[Exercise brief]: Restate all the data word for word and omit the pictures.

[Items from an interface collection]:
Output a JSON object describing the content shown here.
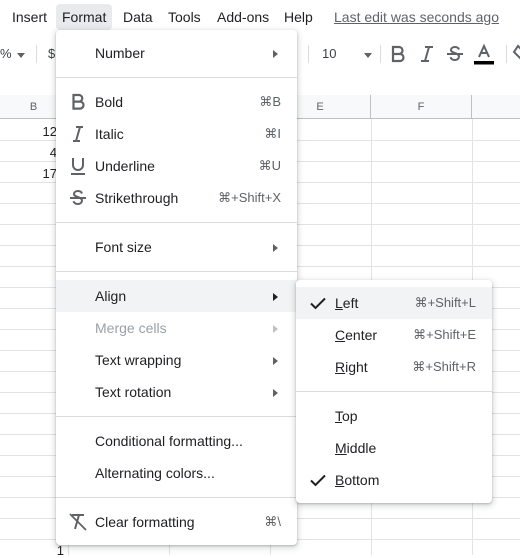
{
  "menubar": {
    "items": [
      "Insert",
      "Format",
      "Data",
      "Tools",
      "Add-ons",
      "Help"
    ],
    "last_edit": "Last edit was seconds ago"
  },
  "toolbar": {
    "zoom_fragment": "%",
    "currency_fragment": "$",
    "font_size": "10"
  },
  "grid": {
    "columns": [
      "B",
      "E",
      "F"
    ],
    "cells": [
      "12",
      "4",
      "17"
    ],
    "bottom_row_fragment": "1"
  },
  "format_menu": {
    "number": "Number",
    "bold": {
      "label": "Bold",
      "shortcut": "⌘B"
    },
    "italic": {
      "label": "Italic",
      "shortcut": "⌘I"
    },
    "underline": {
      "label": "Underline",
      "shortcut": "⌘U"
    },
    "strikethrough": {
      "label": "Strikethrough",
      "shortcut": "⌘+Shift+X"
    },
    "font_size": "Font size",
    "align": "Align",
    "merge_cells": "Merge cells",
    "text_wrapping": "Text wrapping",
    "text_rotation": "Text rotation",
    "conditional_formatting": "Conditional formatting...",
    "alternating_colors": "Alternating colors...",
    "clear_formatting": {
      "label": "Clear formatting",
      "shortcut": "⌘\\"
    }
  },
  "align_menu": {
    "left": {
      "first": "L",
      "rest": "eft",
      "shortcut": "⌘+Shift+L",
      "checked": true
    },
    "center": {
      "first": "C",
      "rest": "enter",
      "shortcut": "⌘+Shift+E",
      "checked": false
    },
    "right": {
      "first": "R",
      "rest": "ight",
      "shortcut": "⌘+Shift+R",
      "checked": false
    },
    "top": {
      "first": "T",
      "rest": "op",
      "checked": false
    },
    "middle": {
      "first": "M",
      "rest": "iddle",
      "checked": false
    },
    "bottom": {
      "first": "B",
      "rest": "ottom",
      "checked": true
    }
  },
  "colors": {
    "text_color_bar": "#000000",
    "hover_bg": "#f1f3f4",
    "disabled_text": "#9aa0a6"
  }
}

[Completed task]:
Output a JSON object describing the content shown here.
{
  "menubar": {
    "items": [
      "Insert",
      "Format",
      "Data",
      "Tools",
      "Add-ons",
      "Help"
    ],
    "last_edit": "Last edit was seconds ago"
  },
  "toolbar": {
    "zoom_fragment": "%",
    "currency_fragment": "$",
    "font_size": "10"
  },
  "grid": {
    "columns": [
      "B",
      "E",
      "F"
    ],
    "cells": [
      "12",
      "4",
      "17"
    ],
    "bottom_row_fragment": "1"
  },
  "format_menu": {
    "number": "Number",
    "bold": {
      "label": "Bold",
      "shortcut": "⌘B"
    },
    "italic": {
      "label": "Italic",
      "shortcut": "⌘I"
    },
    "underline": {
      "label": "Underline",
      "shortcut": "⌘U"
    },
    "strikethrough": {
      "label": "Strikethrough",
      "shortcut": "⌘+Shift+X"
    },
    "font_size": "Font size",
    "align": "Align",
    "merge_cells": "Merge cells",
    "text_wrapping": "Text wrapping",
    "text_rotation": "Text rotation",
    "conditional_formatting": "Conditional formatting...",
    "alternating_colors": "Alternating colors...",
    "clear_formatting": {
      "label": "Clear formatting",
      "shortcut": "⌘\\"
    }
  },
  "align_menu": {
    "left": {
      "first": "L",
      "rest": "eft",
      "shortcut": "⌘+Shift+L",
      "checked": true
    },
    "center": {
      "first": "C",
      "rest": "enter",
      "shortcut": "⌘+Shift+E",
      "checked": false
    },
    "right": {
      "first": "R",
      "rest": "ight",
      "shortcut": "⌘+Shift+R",
      "checked": false
    },
    "top": {
      "first": "T",
      "rest": "op",
      "checked": false
    },
    "middle": {
      "first": "M",
      "rest": "iddle",
      "checked": false
    },
    "bottom": {
      "first": "B",
      "rest": "ottom",
      "checked": true
    }
  },
  "colors": {
    "text_color_bar": "#000000",
    "hover_bg": "#f1f3f4",
    "disabled_text": "#9aa0a6"
  }
}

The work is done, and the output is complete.